**KUTIPAN TEKS**

Pages

Jumat, 19 Desember 2008

Setitik Perhatian Berbuah Kebahagiaan

Jumat, 19 Desember 2008

Ada ruang kosong dalam hati Andi [bukan nama sebenarnya] yang sampai sekarang tak pernah terisi. Ruang itu untuk ibunya. Saat usianya masih dalam hitungan bulan, ia dititipkan pada sebuah keluarga. Kemudian ibunya pergi entah ke mana. Sampai kini, saat usianya sudah 35 tahun, ia belum pernah sekali pun bertemu dengan ibunya, apalagi mengenalnya.

Ia merasa aneh ketika sadar bahwa selama ini tak ada seseorang yang dipanggilnya ibu. Ia pun merasa rindu mendapat perhatian dan kasih sayang seorang ibu seperti teman-temannya. Lalu muncullah pertanyaan yang membuat sebagian hidupnya tercurah untuk mencari jawabannya: siapa ibunya? Hingga suatu saat dalam pencariannya itu ia merasa bahwa ibunya memang tidak menginginkannya. Sampai pada titik itu ia berhenti mencari dan menjalani hidup seperti apa adanya.

Benar, hidupnya tetap berjalan meski tak ada seorang pun yang dekat dan akrab layaknya keluarga. Orang-orang yang mengasuhnya tak pernah tulus. Bahkan ia pernah dibawa ke panti asuhan untuk dititipkan segera setelah sang ibu menyerahkannya. Tetapi karena takut berdosa, keluarga itu mengambilnya kembali. Ia tumbuh menjadi sosok yang mandiri. Semua masalah dalam hidupnya diusahakannya tanpa banyak bantuan dari orang lain, termasuk mencari nafkah untuk biaya hidupnya. Ia telah menjadi seorang Project Manager sebuah perusahaan swasta di Jakarta. Karena terlalu lama hidup sendiri, sampai-sampai ia merasa aneh saat ada orang yang berusaha mendekat.

Namun, ruang kosong itu terasa kembali saat tahun lalu ia menikah. Ia sedih, bagaimana peristiwa yang begitu penting itu tak disaksikan ibunya. Ia membayangkan betapa bahagia ibunya saat melihatnya berhasil seperti sekarang ini.

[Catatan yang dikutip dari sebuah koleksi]
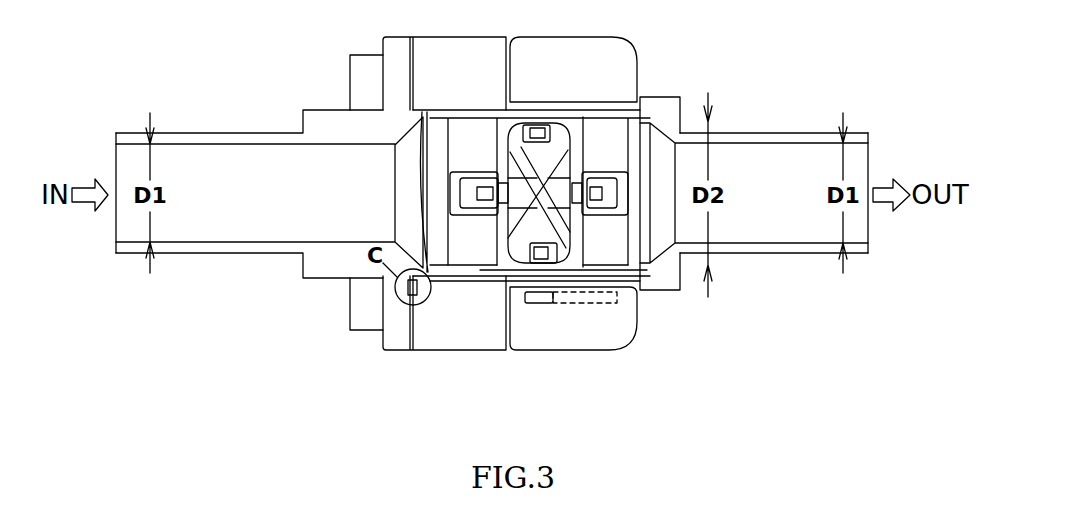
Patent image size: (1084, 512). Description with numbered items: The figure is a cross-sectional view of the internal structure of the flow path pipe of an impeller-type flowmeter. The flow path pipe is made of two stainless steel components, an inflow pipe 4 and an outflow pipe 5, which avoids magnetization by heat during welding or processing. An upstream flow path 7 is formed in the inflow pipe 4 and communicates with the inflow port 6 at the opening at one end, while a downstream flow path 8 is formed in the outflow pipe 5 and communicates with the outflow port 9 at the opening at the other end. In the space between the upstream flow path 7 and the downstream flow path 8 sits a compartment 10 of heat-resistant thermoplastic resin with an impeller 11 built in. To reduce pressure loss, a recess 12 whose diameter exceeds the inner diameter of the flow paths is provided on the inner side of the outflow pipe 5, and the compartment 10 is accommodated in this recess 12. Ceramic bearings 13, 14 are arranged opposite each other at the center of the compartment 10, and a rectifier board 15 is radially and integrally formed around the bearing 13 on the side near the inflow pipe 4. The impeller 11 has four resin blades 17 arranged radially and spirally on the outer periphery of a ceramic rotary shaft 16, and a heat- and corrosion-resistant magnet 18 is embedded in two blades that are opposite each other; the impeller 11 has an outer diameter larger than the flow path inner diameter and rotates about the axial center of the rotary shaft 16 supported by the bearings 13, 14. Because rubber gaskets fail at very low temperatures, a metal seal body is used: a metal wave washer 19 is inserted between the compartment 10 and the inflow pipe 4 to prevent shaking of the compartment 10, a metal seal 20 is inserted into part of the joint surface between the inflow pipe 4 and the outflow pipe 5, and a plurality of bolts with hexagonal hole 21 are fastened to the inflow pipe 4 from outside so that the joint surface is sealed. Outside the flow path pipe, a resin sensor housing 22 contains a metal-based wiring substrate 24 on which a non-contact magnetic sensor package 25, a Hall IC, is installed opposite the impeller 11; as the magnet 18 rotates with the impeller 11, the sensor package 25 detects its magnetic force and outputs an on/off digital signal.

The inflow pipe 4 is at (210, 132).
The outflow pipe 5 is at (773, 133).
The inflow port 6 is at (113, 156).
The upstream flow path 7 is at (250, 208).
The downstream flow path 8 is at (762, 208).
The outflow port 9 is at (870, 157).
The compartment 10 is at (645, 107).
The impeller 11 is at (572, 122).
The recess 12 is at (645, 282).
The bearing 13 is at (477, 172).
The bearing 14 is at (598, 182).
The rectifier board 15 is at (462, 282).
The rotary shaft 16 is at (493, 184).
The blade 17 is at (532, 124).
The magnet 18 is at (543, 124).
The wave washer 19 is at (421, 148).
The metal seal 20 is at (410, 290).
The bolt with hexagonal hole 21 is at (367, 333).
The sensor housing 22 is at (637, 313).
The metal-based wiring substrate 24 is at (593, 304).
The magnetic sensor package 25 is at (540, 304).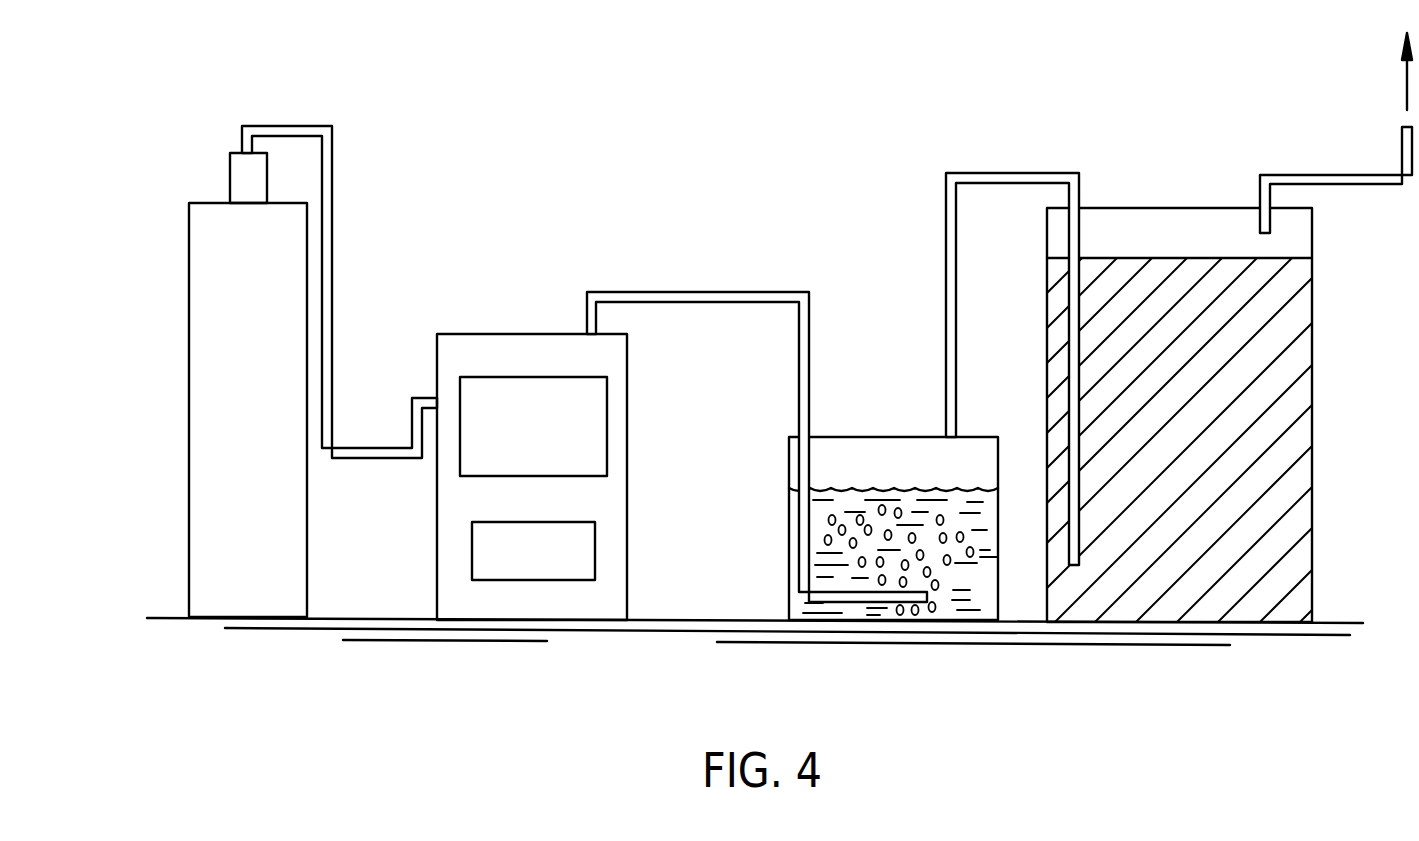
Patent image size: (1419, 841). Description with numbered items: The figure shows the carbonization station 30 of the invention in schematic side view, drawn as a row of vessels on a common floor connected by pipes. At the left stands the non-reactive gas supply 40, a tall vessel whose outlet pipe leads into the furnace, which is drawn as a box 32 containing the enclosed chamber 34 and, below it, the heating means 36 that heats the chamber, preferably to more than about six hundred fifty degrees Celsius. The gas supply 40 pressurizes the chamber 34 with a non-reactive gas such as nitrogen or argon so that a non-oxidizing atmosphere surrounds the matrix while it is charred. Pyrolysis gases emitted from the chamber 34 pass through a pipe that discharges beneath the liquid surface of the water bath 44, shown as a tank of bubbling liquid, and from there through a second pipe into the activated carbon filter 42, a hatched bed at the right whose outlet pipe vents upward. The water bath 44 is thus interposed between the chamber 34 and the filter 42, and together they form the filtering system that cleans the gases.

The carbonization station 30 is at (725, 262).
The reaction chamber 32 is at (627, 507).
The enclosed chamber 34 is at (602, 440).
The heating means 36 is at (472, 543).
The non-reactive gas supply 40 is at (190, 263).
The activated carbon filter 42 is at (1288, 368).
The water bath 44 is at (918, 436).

**DAFTAR TUGAS**
- A) Ringkas paragraf kutipan teks yang diawali "Benar, hidupnya tetap berjalan" menjadi daftar butir tanpa menghilangkan fakta utamanya.
- B) Teruskan kisah Andi dan ibunya dalam kutipan teks, mulai dari kalimat sesudah kalimat terakhir yang ditampilkan.

**JAWABAN**
- A)
- Hidup Andi tetap berjalan walau tak ada seorang pun yang dekat dan akrab layaknya keluarga.
- Orang-orang yang mengasuhnya tak pernah tulus. Segera setelah sang ibu menyerahkannya, ia pernah dibawa ke panti asuhan untuk dititipkan. Keluarga itu kemudian mengambilnya kembali karena takut berdosa.
- Ia tumbuh mandiri. Masalah hidupnya ia atasi tanpa banyak bantuan orang lain, termasuk mencari nafkah.
- Kini ia menjadi Project Manager di sebuah perusahaan swasta di Jakarta.
- Karena terlalu lama hidup sendiri, ia merasa aneh bila ada orang yang berusaha mendekat.

- B)
Air mata Andi menetes tak tertahan saat ia berkisah pada kami. Ia merasa menjadi anak yang paling malang di dunia ini karena tak bisa berbakti pada ibu yang melahirkannya. Bagaimana bisa berbakti, sedangkan keberadaannya pun tak terlacak.

Tak hanya Andi, secara naluriah setiap orang punya ruang dalam hatinya untuk seorang ibu. Ibu yang mengandung, melahirkan, dan membesarkan kita dengan segenap cinta dan kasih sayangnya. Karena setiap manusia, terkecuali Adam dan Hawa, pastilah memiliki ibu. Jika Andi amat merindukan kehadiran sosok sang ibu, bagaimana dengan kita yang sering berselisih paham dengan ibu? Lantas apa yang perlu dilakukan oleh seorang anak untuk berbakti pada ibunya?

Sebuah kisah menarik diceritakan oleh seseorang di blog pribadinya [http://ricisan.wordpress.com/]. Dalam jurnalnya yang berjudul “Cerita Inspirasi Dari Sang Ibu…” ia berkisah ingin membahagiakan ibunya.

Sejak kecil ibunya selalu membangunkan dan menyiapkan sarapan pagi untuknya. Sekarang ia telah berusia tigapuluh tahun lebih dan sudah bekerja sebagai karyawan di sebuah perusahaan tambang. Tetapi, kebiasaan ibunya itu tetap tak berubah. Suatu pagi ia meminta kepada ibunya untuk tak lagi repot-repot mengurusinya karena sudah bisa mengerjakannya sendiri. “Ibu sayang… ga usah repot-repot Bu, aku dan adik-adikku sudah dewasa,” pintanya.

Wajah ibunya seketika berubah. Juga pada suatu saat ketika ibunya mengajaknya makan di sebuah restoran. Setelah selesai, ia buru-buru mengeluarkan uang dan membayar semuanya. Ia ingin membalas jasa ibunya dengan uang hasil keringatnya sendiri. Tetapi raut sedih kembali tampak pada wajah ibunya. Semula ia menganggap itu wajar. Pernah ia membaca sebuah artikel yang mengatakan bahwa pada orang lanjut usia ada fase yang sangat sensitif dan cenderung untuk bersikap kekanak-kanakan. Tapi lama-kelamaan keadaan itu mengganggunya. Ibunya pun tak pernah mengatakan apa-apa.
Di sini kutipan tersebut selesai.